Data records -
=-=-=

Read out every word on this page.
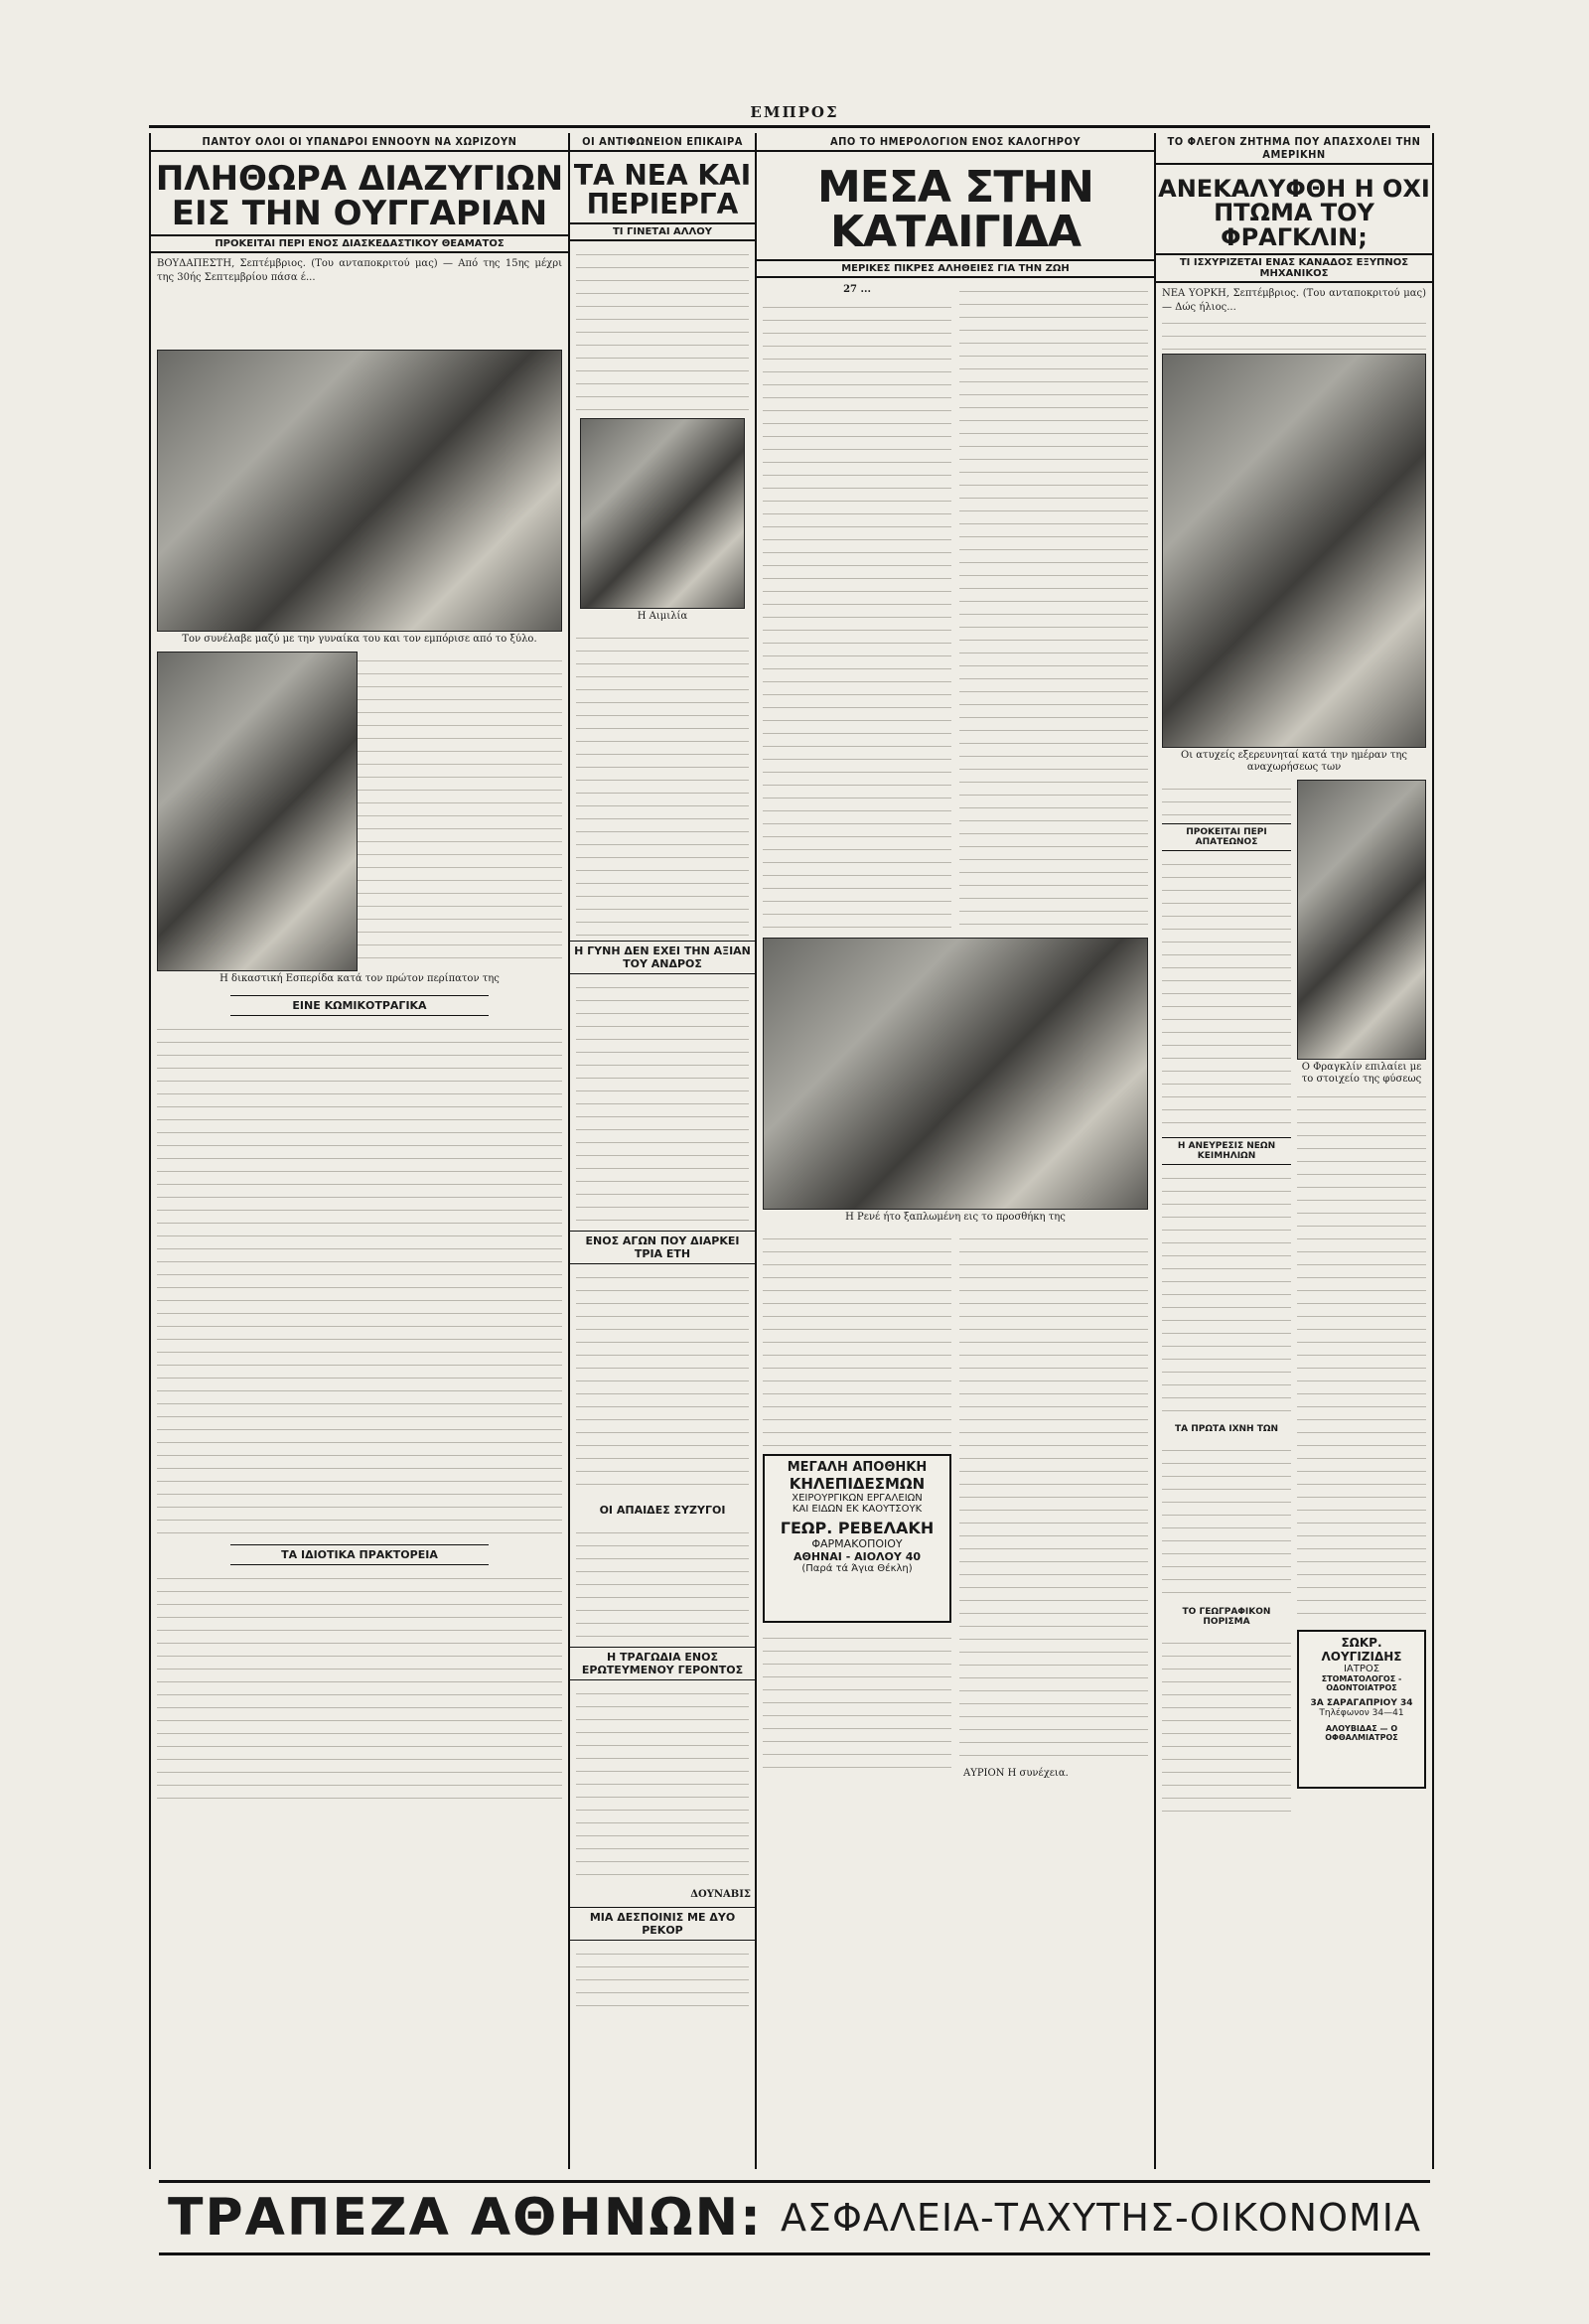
ΕΜΠΡΟΣ
ΠΑΝΤΟΥ ΟΛΟΙ ΟΙ ΥΠΑΝΔΡΟΙ ΕΝΝΟΟΥΝ ΝΑ ΧΩΡΙΖΟΥΝ
ΠΛΗΘΩΡΑ ΔΙΑΖΥΓΙΩΝ
ΕΙΣ ΤΗΝ ΟΥΓΓΑΡΙΑΝ
ΠΡΟΚΕΙΤΑΙ ΠΕΡΙ ΕΝΟΣ ΔΙΑΣΚΕΔΑΣΤΙΚΟΥ ΘΕΑΜΑΤΟΣ
ΒΟΥΔΑΠΕΣΤΗ, Σεπτέμβριος. (Του ανταποκριτού μας) — Από της 15ης μέχρι της 30ής Σεπτεμβρίου πάσα έ...
Τον συνέλαβε μαζύ με την γυναίκα του και τον εμπόρισε από το ξύλο.
Η δικαστική Εσπερίδα κατά τον πρώτον περίπατον της
ΕΙΝΕ ΚΩΜΙΚΟΤΡΑΓΙΚΑ
ΤΑ ΙΔΙΟΤΙΚΑ ΠΡΑΚΤΟΡΕΙΑ
ΟΙ ΑΝΤΙΦΩΝΕΙΟΝ ΕΠΙΚΑΙΡΑ
ΤΑ ΝΕΑ ΚΑΙ
ΠΕΡΙΕΡΓΑ
ΤΙ ΓΙΝΕΤΑΙ ΑΛΛΟΥ
Η Αιμιλία
Η ΓΥΝΗ ΔΕΝ ΕΧΕΙ ΤΗΝ ΑΞΙΑΝ ΤΟΥ ΑΝΔΡΟΣ
ΕΝΟΣ ΑΓΩΝ ΠΟΥ ΔΙΑΡΚΕΙ ΤΡΙΑ ΕΤΗ
ΟΙ ΑΠΑΙΔΕΣ ΣΥΖΥΓΟΙ
Η ΤΡΑΓΩΔΙΑ ΕΝΟΣ ΕΡΩΤΕΥΜΕΝΟΥ ΓΕΡΟΝΤΟΣ
ΔΟΥΝΑΒΙΣ
ΜΙΑ ΔΕΣΠΟΙΝΙΣ ΜΕ ΔΥΟ ΡΕΚΟΡ
ΑΠΟ ΤΟ ΗΜΕΡΟΛΟΓΙΟΝ ΕΝΟΣ ΚΑΛΟΓΗΡΟΥ
ΜΕΣΑ ΣΤΗΝ ΚΑΤΑΙΓΙΔΑ
ΜΕΡΙΚΕΣ ΠΙΚΡΕΣ ΑΛΗΘΕΙΕΣ ΓΙΑ ΤΗΝ ΖΩΗ
27 ...
Η Ρενέ ήτο ξαπλωμένη εις το προσθήκη της
ΜΕΓΑΛΗ ΑΠΟΘΗΚΗ
ΚΗΛΕΠΙΔΕΣΜΩΝ
ΧΕΙΡΟΥΡΓΙΚΩΝ ΕΡΓΑΛΕΙΩΝ
ΚΑΙ ΕΙΔΩΝ ΕΚ ΚΑΟΥΤΣΟΥΚ
ΓΕΩΡ. ΡΕΒΕΛΑΚΗ
ΦΑΡΜΑΚΟΠΟΙΟΥ
ΑΘΗΝΑΙ - ΑΙΟΛΟΥ 40
(Παρά τά Άγια Θέκλη)
ΑΥΡΙΟΝ Η συνέχεια.
ΤΟ ΦΛΕΓΟΝ ΖΗΤΗΜΑ ΠΟΥ ΑΠΑΣΧΟΛΕΙ ΤΗΝ ΑΜΕΡΙΚΗΝ
ΑΝΕΚΑΛΥΦΘΗ Η ΟΧΙ
ΠΤΩΜΑ ΤΟΥ ΦΡΑΓΚΛΙΝ;
ΤΙ ΙΣΧΥΡΙΖΕΤΑΙ ΕΝΑΣ ΚΑΝΑΔΟΣ ΕΞΥΠΝΟΣ ΜΗΧΑΝΙΚΟΣ
ΝΕΑ ΥΟΡΚΗ, Σεπτέμβριος. (Του ανταποκριτού μας) — Δώς ήλιος...
Οι ατυχείς εξερευνηταί κατά την ημέραν της αναχωρήσεως των
ΠΡΟΚΕΙΤΑΙ ΠΕΡΙ ΑΠΑΤΕΩΝΟΣ
Η ΑΝΕΥΡΕΣΙΣ ΝΕΩΝ ΚΕΙΜΗΛΙΩΝ
ΤΑ ΠΡΩΤΑ ΙΧΝΗ ΤΩΝ
ΤΟ ΓΕΩΓΡΑΦΙΚΟΝ ΠΟΡΙΣΜΑ
Ο Φραγκλίν επιλαίει με το στοιχείο της φύσεως
ΣΩΚΡ. ΛΟΥΓΙΖΙΔΗΣ
ΙΑΤΡΟΣ
ΣΤΟΜΑΤΟΛΟΓΟΣ - ΟΔΟΝΤΟΙΑΤΡΟΣ
3Α ΣΑΡΑΓΑΠΡΙΟΥ 34
Τηλέφωνον 34—41
ΑΛΟΥΒΙΔΑΣ — Ο ΟΦΘΑΛΜΙΑΤΡΟΣ
ΤΡΑΠΕΖΑ ΑΘΗΝΩΝ: ΑΣΦΑΛΕΙΑ-ΤΑΧΥΤΗΣ-ΟΙΚΟΝΟΜΙΑ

=-=-=

Task directions -
Restate the entire listing word for word, excluding pictures.

In response -
Read out every word on this page.
ΕΜΠΡΟΣ
ΠΑΝΤΟΥ ΟΛΟΙ ΟΙ ΥΠΑΝΔΡΟΙ ΕΝΝΟΟΥΝ ΝΑ ΧΩΡΙΖΟΥΝ
ΠΛΗΘΩΡΑ ΔΙΑΖΥΓΙΩΝ
ΕΙΣ ΤΗΝ ΟΥΓΓΑΡΙΑΝ
ΠΡΟΚΕΙΤΑΙ ΠΕΡΙ ΕΝΟΣ ΔΙΑΣΚΕΔΑΣΤΙΚΟΥ ΘΕΑΜΑΤΟΣ
ΒΟΥΔΑΠΕΣΤΗ, Σεπτέμβριος. (Του ανταποκριτού μας) — Από της 15ης μέχρι της 30ής Σεπτεμβρίου πάσα έ...
Τον συνέλαβε μαζύ με την γυναίκα του και τον εμπόρισε από το ξύλο.
Η δικαστική Εσπερίδα κατά τον πρώτον περίπατον της
ΕΙΝΕ ΚΩΜΙΚΟΤΡΑΓΙΚΑ
ΤΑ ΙΔΙΟΤΙΚΑ ΠΡΑΚΤΟΡΕΙΑ
ΟΙ ΑΝΤΙΦΩΝΕΙΟΝ ΕΠΙΚΑΙΡΑ
ΤΑ ΝΕΑ ΚΑΙ
ΠΕΡΙΕΡΓΑ
ΤΙ ΓΙΝΕΤΑΙ ΑΛΛΟΥ
Η Αιμιλία
Η ΓΥΝΗ ΔΕΝ ΕΧΕΙ ΤΗΝ ΑΞΙΑΝ ΤΟΥ ΑΝΔΡΟΣ
ΕΝΟΣ ΑΓΩΝ ΠΟΥ ΔΙΑΡΚΕΙ ΤΡΙΑ ΕΤΗ
ΟΙ ΑΠΑΙΔΕΣ ΣΥΖΥΓΟΙ
Η ΤΡΑΓΩΔΙΑ ΕΝΟΣ ΕΡΩΤΕΥΜΕΝΟΥ ΓΕΡΟΝΤΟΣ
ΔΟΥΝΑΒΙΣ
ΜΙΑ ΔΕΣΠΟΙΝΙΣ ΜΕ ΔΥΟ ΡΕΚΟΡ
ΑΠΟ ΤΟ ΗΜΕΡΟΛΟΓΙΟΝ ΕΝΟΣ ΚΑΛΟΓΗΡΟΥ
ΜΕΣΑ ΣΤΗΝ ΚΑΤΑΙΓΙΔΑ
ΜΕΡΙΚΕΣ ΠΙΚΡΕΣ ΑΛΗΘΕΙΕΣ ΓΙΑ ΤΗΝ ΖΩΗ
27 ...
Η Ρενέ ήτο ξαπλωμένη εις το προσθήκη της
ΜΕΓΑΛΗ ΑΠΟΘΗΚΗ
ΚΗΛΕΠΙΔΕΣΜΩΝ
ΧΕΙΡΟΥΡΓΙΚΩΝ ΕΡΓΑΛΕΙΩΝ
ΚΑΙ ΕΙΔΩΝ ΕΚ ΚΑΟΥΤΣΟΥΚ
ΓΕΩΡ. ΡΕΒΕΛΑΚΗ
ΦΑΡΜΑΚΟΠΟΙΟΥ
ΑΘΗΝΑΙ - ΑΙΟΛΟΥ 40
(Παρά τά Άγια Θέκλη)
ΑΥΡΙΟΝ Η συνέχεια.
ΤΟ ΦΛΕΓΟΝ ΖΗΤΗΜΑ ΠΟΥ ΑΠΑΣΧΟΛΕΙ ΤΗΝ ΑΜΕΡΙΚΗΝ
ΑΝΕΚΑΛΥΦΘΗ Η ΟΧΙ
ΠΤΩΜΑ ΤΟΥ ΦΡΑΓΚΛΙΝ;
ΤΙ ΙΣΧΥΡΙΖΕΤΑΙ ΕΝΑΣ ΚΑΝΑΔΟΣ ΕΞΥΠΝΟΣ ΜΗΧΑΝΙΚΟΣ
ΝΕΑ ΥΟΡΚΗ, Σεπτέμβριος. (Του ανταποκριτού μας) — Δώς ήλιος...
Οι ατυχείς εξερευνηταί κατά την ημέραν της αναχωρήσεως των
ΠΡΟΚΕΙΤΑΙ ΠΕΡΙ ΑΠΑΤΕΩΝΟΣ
Η ΑΝΕΥΡΕΣΙΣ ΝΕΩΝ ΚΕΙΜΗΛΙΩΝ
ΤΑ ΠΡΩΤΑ ΙΧΝΗ ΤΩΝ
ΤΟ ΓΕΩΓΡΑΦΙΚΟΝ ΠΟΡΙΣΜΑ
Ο Φραγκλίν επιλαίει με το στοιχείο της φύσεως
ΣΩΚΡ. ΛΟΥΓΙΖΙΔΗΣ
ΙΑΤΡΟΣ
ΣΤΟΜΑΤΟΛΟΓΟΣ - ΟΔΟΝΤΟΙΑΤΡΟΣ
3Α ΣΑΡΑΓΑΠΡΙΟΥ 34
Τηλέφωνον 34—41
ΑΛΟΥΒΙΔΑΣ — Ο ΟΦΘΑΛΜΙΑΤΡΟΣ
ΤΡΑΠΕΖΑ ΑΘΗΝΩΝ: ΑΣΦΑΛΕΙΑ-ΤΑΧΥΤΗΣ-ΟΙΚΟΝΟΜΙΑ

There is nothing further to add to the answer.